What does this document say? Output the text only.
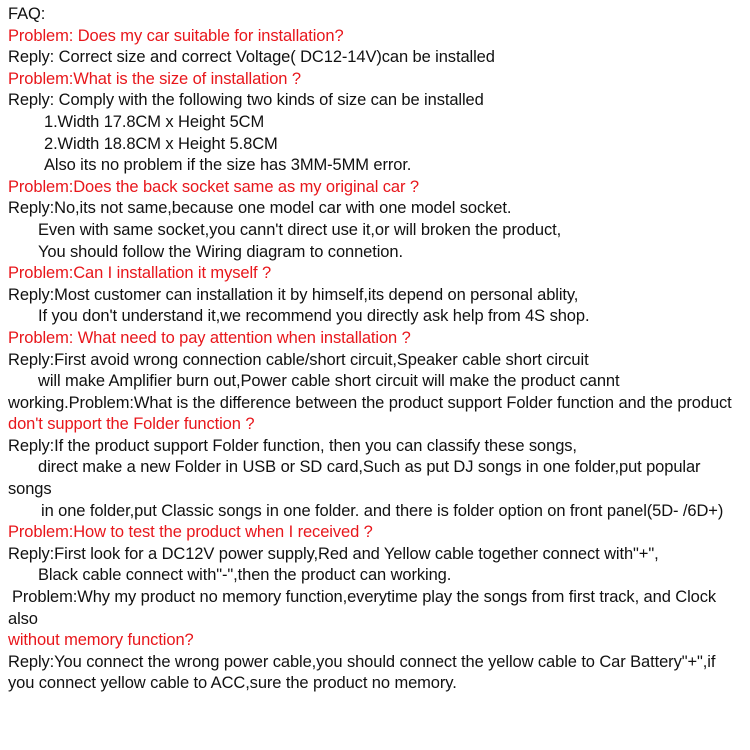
FAQ:
Problem: Does my car suitable for installation?
Reply: Correct size and correct Voltage( DC12-14V)can be installed
Problem:What is the size of installation ?
Reply: Comply with the following two kinds of size can be installed
1.Width 17.8CM x Height 5CM
2.Width 18.8CM x Height 5.8CM
Also its no problem if the size has 3MM-5MM error.
Problem:Does the back socket same as my original car ?
Reply:No,its not same,because one model car with one model socket.
Even with same socket,you cann't direct use it,or will broken the product,
You should follow the Wiring diagram to connetion.
Problem:Can I installation it myself ?
Reply:Most customer can installation it by himself,its depend on personal ablity,
If you don't understand it,we recommend you directly ask help from 4S shop.
Problem: What need to pay attention when installation ?
Reply:First avoid wrong connection cable/short circuit,Speaker cable short circuit
will make Amplifier burn out,Power cable short circuit will make the product cannt
working.Problem:What is the difference between the product support Folder function and the product
don't support the Folder function ?
Reply:If the product support Folder function, then you can classify these songs,
direct make a new Folder in USB or SD card,Such as put DJ songs in one folder,put popular songs
in one folder,put Classic songs in one folder. and there is folder option on front panel(5D- /6D+)
Problem:How to test the product when I received ?
Reply:First look for a DC12V power supply,Red and Yellow cable together connect with"+",
Black cable connect with"-",then the product can working.
Problem:Why my product no memory function,everytime play the songs from first track, and Clock also
without memory function?
Reply:You connect the wrong power cable,you should connect the yellow cable to Car Battery"+",if you connect yellow cable to ACC,sure the product no memory.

_ _ _

- Task prompt:
Go through the records and pull out each line that includes the word "make".

- The completed task:
will make Amplifier burn out,Power cable short circuit will make the product cannt
direct make a new Folder in USB or SD card,Such as put DJ songs in one folder,put popular songs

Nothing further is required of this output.